* **TO DO**:
Tally the lines holding the string "title" and reply with that number alone.

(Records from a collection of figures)
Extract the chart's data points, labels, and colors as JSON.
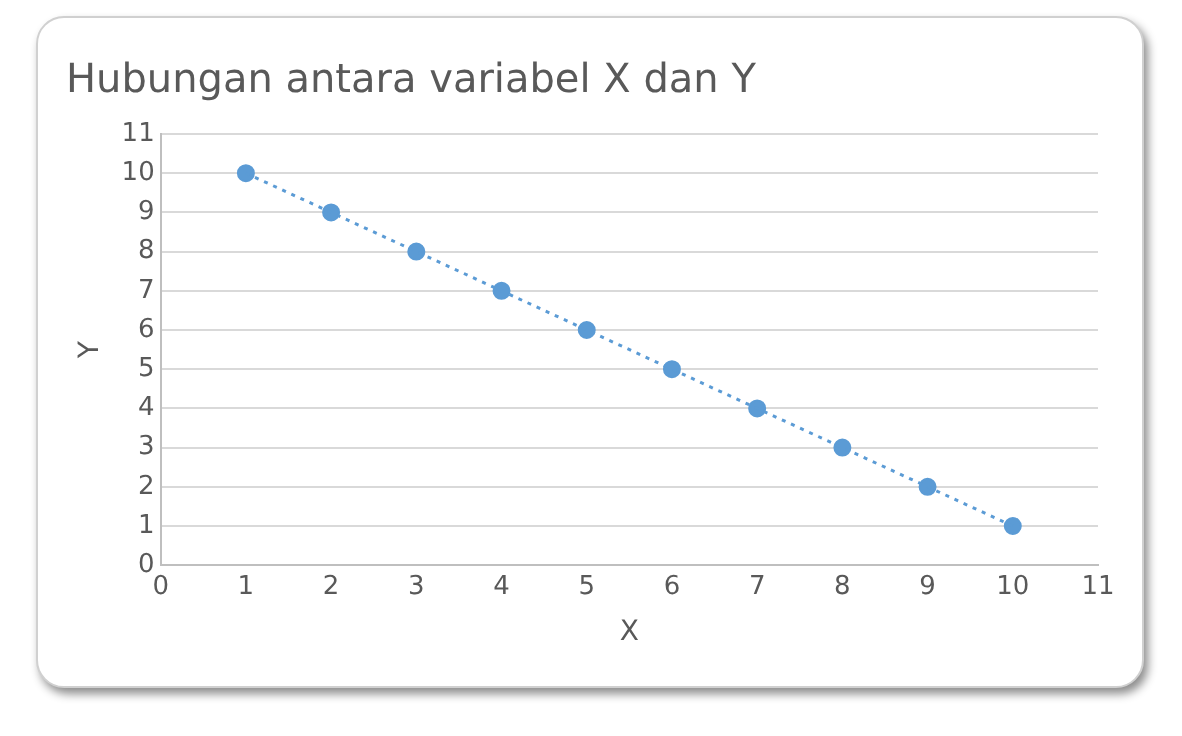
{
  "chart_data": {
    "type": "scatter",
    "title": "Hubungan antara variabel X dan Y",
    "xlabel": "X",
    "ylabel": "Y",
    "xlim": [
      0,
      11
    ],
    "xticks": [
      0,
      1,
      2,
      3,
      4,
      5,
      6,
      7,
      8,
      9,
      10,
      11
    ],
    "ylim": [
      0,
      11
    ],
    "yticks": [
      0,
      1,
      2,
      3,
      4,
      5,
      6,
      7,
      8,
      9,
      10,
      11
    ],
    "grid": "y",
    "legend": false,
    "marker": "circle",
    "series": [
      {
        "color": "#5b9bd5",
        "x": [
          1,
          2,
          3,
          4,
          5,
          6,
          7,
          8,
          9,
          10
        ],
        "values": [
          10,
          9,
          8,
          7,
          6,
          5,
          4,
          3,
          2,
          1
        ]
      },
      {
        "type": "line",
        "color": "#5b9bd5",
        "x": [
          1,
          10
        ],
        "values": [
          10,
          1
        ],
        "line_style": "dotted",
        "marker": "none"
      }
    ]
  }
}
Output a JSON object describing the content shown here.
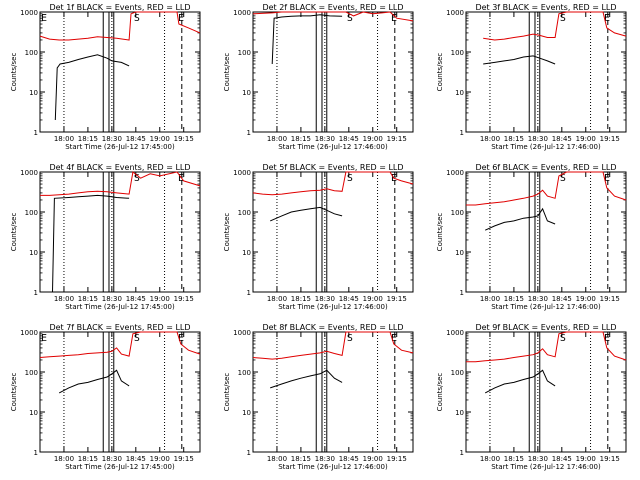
{
  "colors": {
    "events": "#000000",
    "lld": "#e00000",
    "axes": "#000000"
  },
  "chart_data": [
    {
      "type": "line",
      "title": "Det 1f BLACK = Events, RED = LLD",
      "xlabel": "Start Time (26-Jul-12 17:45:00)",
      "ylabel": "Counts/sec",
      "xlim": [
        17.75,
        19.42
      ],
      "ylim": [
        1,
        1000
      ],
      "yscale": "log",
      "xticks": [
        "18:00",
        "18:15",
        "18:30",
        "18:45",
        "19:00",
        "19:15"
      ],
      "yticks": [
        "1",
        "10",
        "100",
        "1000"
      ],
      "markers": [
        {
          "label": "E",
          "t": 17.75
        },
        {
          "label": "S",
          "t": 18.72
        },
        {
          "label": "E",
          "t": 19.18
        }
      ],
      "dotted": [
        18.0,
        18.5,
        19.05
      ],
      "solid": [
        18.41,
        18.47,
        18.52
      ],
      "dashed": [
        19.23
      ],
      "series": [
        {
          "name": "BLACK = Events",
          "x": [
            17.91,
            17.93,
            17.96,
            18.05,
            18.15,
            18.25,
            18.35,
            18.45,
            18.5,
            18.6,
            18.68
          ],
          "y": [
            2,
            40,
            50,
            55,
            65,
            75,
            85,
            70,
            60,
            55,
            45
          ]
        },
        {
          "name": "RED = LLD",
          "x": [
            17.75,
            17.85,
            17.95,
            18.05,
            18.15,
            18.25,
            18.35,
            18.45,
            18.55,
            18.68,
            18.7,
            18.75,
            19.18,
            19.2,
            19.3,
            19.42
          ],
          "y": [
            250,
            210,
            200,
            200,
            210,
            220,
            240,
            230,
            220,
            200,
            900,
            1000,
            1000,
            500,
            400,
            300
          ]
        }
      ]
    },
    {
      "type": "line",
      "title": "Det 2f BLACK = Events, RED = LLD",
      "xlabel": "Start Time (26-Jul-12 17:46:00)",
      "ylabel": "Counts/sec",
      "xlim": [
        17.75,
        19.42
      ],
      "ylim": [
        1,
        1000
      ],
      "yscale": "log",
      "xticks": [
        "18:00",
        "18:15",
        "18:30",
        "18:45",
        "19:00",
        "19:15"
      ],
      "yticks": [
        "1",
        "10",
        "100",
        "1000"
      ],
      "markers": [
        {
          "label": "S",
          "t": 18.72
        },
        {
          "label": "E",
          "t": 19.18
        }
      ],
      "dotted": [
        18.0,
        18.5,
        19.05
      ],
      "solid": [
        18.41,
        18.47,
        18.52
      ],
      "dashed": [
        19.23
      ],
      "series": [
        {
          "name": "BLACK = Events",
          "x": [
            17.95,
            17.97,
            18.05,
            18.15,
            18.25,
            18.35,
            18.45,
            18.55,
            18.68
          ],
          "y": [
            50,
            700,
            750,
            780,
            800,
            800,
            850,
            800,
            780
          ]
        },
        {
          "name": "RED = LLD",
          "x": [
            17.75,
            17.95,
            18.05,
            18.15,
            18.25,
            18.35,
            18.45,
            18.55,
            18.68,
            18.72,
            18.8,
            18.9,
            19.0,
            19.18,
            19.25,
            19.42
          ],
          "y": [
            900,
            950,
            1000,
            1000,
            1000,
            1000,
            1000,
            1000,
            1000,
            1000,
            800,
            1000,
            900,
            1000,
            700,
            600
          ]
        }
      ]
    },
    {
      "type": "line",
      "title": "Det 3f BLACK = Events, RED = LLD",
      "xlabel": "Start Time (26-Jul-12 17:46:00)",
      "ylabel": "Counts/sec",
      "xlim": [
        17.75,
        19.42
      ],
      "ylim": [
        1,
        1000
      ],
      "yscale": "log",
      "xticks": [
        "18:00",
        "18:15",
        "18:30",
        "18:45",
        "19:00",
        "19:15"
      ],
      "yticks": [
        "1",
        "10",
        "100",
        "1000"
      ],
      "markers": [
        {
          "label": "S",
          "t": 18.72
        },
        {
          "label": "E",
          "t": 19.18
        }
      ],
      "dotted": [
        18.0,
        18.5,
        19.05
      ],
      "solid": [
        18.41,
        18.47,
        18.52
      ],
      "dashed": [
        19.23
      ],
      "series": [
        {
          "name": "BLACK = Events",
          "x": [
            17.93,
            18.05,
            18.15,
            18.25,
            18.35,
            18.45,
            18.52,
            18.6,
            18.68
          ],
          "y": [
            50,
            55,
            60,
            65,
            75,
            80,
            70,
            60,
            50
          ]
        },
        {
          "name": "RED = LLD",
          "x": [
            17.93,
            18.05,
            18.15,
            18.25,
            18.35,
            18.45,
            18.52,
            18.6,
            18.68,
            18.72,
            18.8,
            19.18,
            19.22,
            19.3,
            19.42
          ],
          "y": [
            220,
            200,
            210,
            230,
            250,
            280,
            260,
            230,
            230,
            900,
            1000,
            1000,
            400,
            300,
            250
          ]
        }
      ]
    },
    {
      "type": "line",
      "title": "Det 4f BLACK = Events, RED = LLD",
      "xlabel": "Start Time (26-Jul-12 17:45:00)",
      "ylabel": "Counts/sec",
      "xlim": [
        17.75,
        19.42
      ],
      "ylim": [
        1,
        1000
      ],
      "yscale": "log",
      "xticks": [
        "18:00",
        "18:15",
        "18:30",
        "18:45",
        "19:00",
        "19:15"
      ],
      "yticks": [
        "1",
        "10",
        "100",
        "1000"
      ],
      "markers": [
        {
          "label": "S",
          "t": 18.72
        },
        {
          "label": "E",
          "t": 19.18
        }
      ],
      "dotted": [
        18.0,
        18.5,
        19.05
      ],
      "solid": [
        18.41,
        18.47,
        18.52
      ],
      "dashed": [
        19.23
      ],
      "series": [
        {
          "name": "BLACK = Events",
          "x": [
            17.88,
            17.9,
            18.05,
            18.15,
            18.25,
            18.35,
            18.45,
            18.55,
            18.68
          ],
          "y": [
            1,
            220,
            230,
            240,
            250,
            260,
            250,
            230,
            220
          ]
        },
        {
          "name": "RED = LLD",
          "x": [
            17.75,
            17.85,
            17.95,
            18.05,
            18.15,
            18.25,
            18.35,
            18.45,
            18.55,
            18.68,
            18.72,
            18.8,
            18.9,
            19.0,
            19.18,
            19.25,
            19.42
          ],
          "y": [
            260,
            260,
            270,
            280,
            300,
            320,
            330,
            320,
            300,
            280,
            1000,
            700,
            900,
            800,
            1000,
            600,
            450
          ]
        }
      ]
    },
    {
      "type": "line",
      "title": "Det 5f BLACK = Events, RED = LLD",
      "xlabel": "Start Time (26-Jul-12 17:46:00)",
      "ylabel": "Counts/sec",
      "xlim": [
        17.75,
        19.42
      ],
      "ylim": [
        1,
        1000
      ],
      "yscale": "log",
      "xticks": [
        "18:00",
        "18:15",
        "18:30",
        "18:45",
        "19:00",
        "19:15"
      ],
      "yticks": [
        "1",
        "10",
        "100",
        "1000"
      ],
      "markers": [
        {
          "label": "S",
          "t": 18.72
        },
        {
          "label": "E",
          "t": 19.18
        }
      ],
      "dotted": [
        18.0,
        18.5,
        19.05
      ],
      "solid": [
        18.41,
        18.47,
        18.52
      ],
      "dashed": [
        19.23
      ],
      "series": [
        {
          "name": "BLACK = Events",
          "x": [
            17.93,
            18.05,
            18.15,
            18.25,
            18.35,
            18.45,
            18.52,
            18.6,
            18.68
          ],
          "y": [
            60,
            80,
            100,
            110,
            120,
            130,
            110,
            90,
            80
          ]
        },
        {
          "name": "RED = LLD",
          "x": [
            17.75,
            17.85,
            17.95,
            18.05,
            18.15,
            18.25,
            18.35,
            18.45,
            18.52,
            18.6,
            18.68,
            18.72,
            18.8,
            19.18,
            19.22,
            19.3,
            19.42
          ],
          "y": [
            300,
            280,
            270,
            280,
            300,
            320,
            340,
            350,
            380,
            340,
            330,
            1000,
            1000,
            1000,
            700,
            600,
            500
          ]
        }
      ]
    },
    {
      "type": "line",
      "title": "Det 6f BLACK = Events, RED = LLD",
      "xlabel": "Start Time (26-Jul-12 17:46:00)",
      "ylabel": "Counts/sec",
      "xlim": [
        17.75,
        19.42
      ],
      "ylim": [
        1,
        1000
      ],
      "yscale": "log",
      "xticks": [
        "18:00",
        "18:15",
        "18:30",
        "18:45",
        "19:00",
        "19:15"
      ],
      "yticks": [
        "1",
        "10",
        "100",
        "1000"
      ],
      "markers": [
        {
          "label": "S",
          "t": 18.72
        },
        {
          "label": "E",
          "t": 19.18
        }
      ],
      "dotted": [
        18.0,
        18.5,
        19.05
      ],
      "solid": [
        18.41,
        18.47,
        18.52
      ],
      "dashed": [
        19.23
      ],
      "series": [
        {
          "name": "BLACK = Events",
          "x": [
            17.95,
            18.05,
            18.15,
            18.25,
            18.35,
            18.45,
            18.5,
            18.55,
            18.6,
            18.68
          ],
          "y": [
            35,
            45,
            55,
            60,
            70,
            75,
            80,
            120,
            60,
            50
          ]
        },
        {
          "name": "RED = LLD",
          "x": [
            17.75,
            17.85,
            17.95,
            18.05,
            18.15,
            18.25,
            18.35,
            18.45,
            18.5,
            18.55,
            18.6,
            18.68,
            18.72,
            18.8,
            19.18,
            19.22,
            19.3,
            19.42
          ],
          "y": [
            150,
            150,
            160,
            170,
            180,
            200,
            220,
            250,
            280,
            350,
            250,
            220,
            800,
            1000,
            1000,
            400,
            250,
            200
          ]
        }
      ]
    },
    {
      "type": "line",
      "title": "Det 7f BLACK = Events, RED = LLD",
      "xlabel": "Start Time (26-Jul-12 17:45:00)",
      "ylabel": "Counts/sec",
      "xlim": [
        17.75,
        19.42
      ],
      "ylim": [
        1,
        1000
      ],
      "yscale": "log",
      "xticks": [
        "18:00",
        "18:15",
        "18:30",
        "18:45",
        "19:00",
        "19:15"
      ],
      "yticks": [
        "1",
        "10",
        "100",
        "1000"
      ],
      "markers": [
        {
          "label": "E",
          "t": 17.75
        },
        {
          "label": "S",
          "t": 18.72
        },
        {
          "label": "E",
          "t": 19.18
        }
      ],
      "dotted": [
        18.0,
        18.5,
        19.05
      ],
      "solid": [
        18.41,
        18.47,
        18.52
      ],
      "dashed": [
        19.23
      ],
      "series": [
        {
          "name": "BLACK = Events",
          "x": [
            17.95,
            18.05,
            18.15,
            18.25,
            18.35,
            18.45,
            18.5,
            18.55,
            18.6,
            18.68
          ],
          "y": [
            30,
            40,
            50,
            55,
            65,
            75,
            90,
            110,
            60,
            45
          ]
        },
        {
          "name": "RED = LLD",
          "x": [
            17.75,
            17.85,
            17.95,
            18.05,
            18.15,
            18.25,
            18.35,
            18.45,
            18.5,
            18.55,
            18.6,
            18.68,
            18.72,
            18.8,
            19.18,
            19.22,
            19.3,
            19.42
          ],
          "y": [
            230,
            240,
            250,
            260,
            270,
            290,
            300,
            310,
            330,
            400,
            280,
            250,
            900,
            1000,
            1000,
            500,
            350,
            280
          ]
        }
      ]
    },
    {
      "type": "line",
      "title": "Det 8f BLACK = Events, RED = LLD",
      "xlabel": "Start Time (26-Jul-12 17:46:00)",
      "ylabel": "Counts/sec",
      "xlim": [
        17.75,
        19.42
      ],
      "ylim": [
        1,
        1000
      ],
      "yscale": "log",
      "xticks": [
        "18:00",
        "18:15",
        "18:30",
        "18:45",
        "19:00",
        "19:15"
      ],
      "yticks": [
        "1",
        "10",
        "100",
        "1000"
      ],
      "markers": [
        {
          "label": "S",
          "t": 18.72
        },
        {
          "label": "E",
          "t": 19.18
        }
      ],
      "dotted": [
        18.0,
        18.5,
        19.05
      ],
      "solid": [
        18.41,
        18.47,
        18.52
      ],
      "dashed": [
        19.23
      ],
      "series": [
        {
          "name": "BLACK = Events",
          "x": [
            17.93,
            18.05,
            18.15,
            18.25,
            18.35,
            18.45,
            18.52,
            18.6,
            18.68
          ],
          "y": [
            40,
            50,
            60,
            70,
            80,
            90,
            110,
            70,
            55
          ]
        },
        {
          "name": "RED = LLD",
          "x": [
            17.75,
            17.85,
            17.95,
            18.05,
            18.15,
            18.25,
            18.35,
            18.45,
            18.52,
            18.6,
            18.68,
            18.72,
            18.8,
            19.18,
            19.22,
            19.3,
            19.42
          ],
          "y": [
            230,
            220,
            210,
            220,
            240,
            260,
            280,
            300,
            330,
            290,
            260,
            1000,
            1000,
            1000,
            500,
            350,
            300
          ]
        }
      ]
    },
    {
      "type": "line",
      "title": "Det 9f BLACK = Events, RED = LLD",
      "xlabel": "Start Time (26-Jul-12 17:46:00)",
      "ylabel": "Counts/sec",
      "xlim": [
        17.75,
        19.42
      ],
      "ylim": [
        1,
        1000
      ],
      "yscale": "log",
      "xticks": [
        "18:00",
        "18:15",
        "18:30",
        "18:45",
        "19:00",
        "19:15"
      ],
      "yticks": [
        "1",
        "10",
        "100",
        "1000"
      ],
      "markers": [
        {
          "label": "S",
          "t": 18.72
        },
        {
          "label": "E",
          "t": 19.18
        }
      ],
      "dotted": [
        18.0,
        18.5,
        19.05
      ],
      "solid": [
        18.41,
        18.47,
        18.52
      ],
      "dashed": [
        19.23
      ],
      "series": [
        {
          "name": "BLACK = Events",
          "x": [
            17.95,
            18.05,
            18.15,
            18.25,
            18.35,
            18.45,
            18.5,
            18.55,
            18.6,
            18.68
          ],
          "y": [
            30,
            40,
            50,
            55,
            65,
            75,
            90,
            110,
            60,
            45
          ]
        },
        {
          "name": "RED = LLD",
          "x": [
            17.75,
            17.85,
            17.95,
            18.05,
            18.15,
            18.25,
            18.35,
            18.45,
            18.5,
            18.55,
            18.6,
            18.68,
            18.72,
            18.8,
            19.18,
            19.22,
            19.3,
            19.42
          ],
          "y": [
            180,
            180,
            190,
            200,
            210,
            230,
            250,
            270,
            300,
            380,
            270,
            240,
            900,
            1000,
            1000,
            400,
            250,
            200
          ]
        }
      ]
    }
  ]
}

* **FULL ANSWER**:
10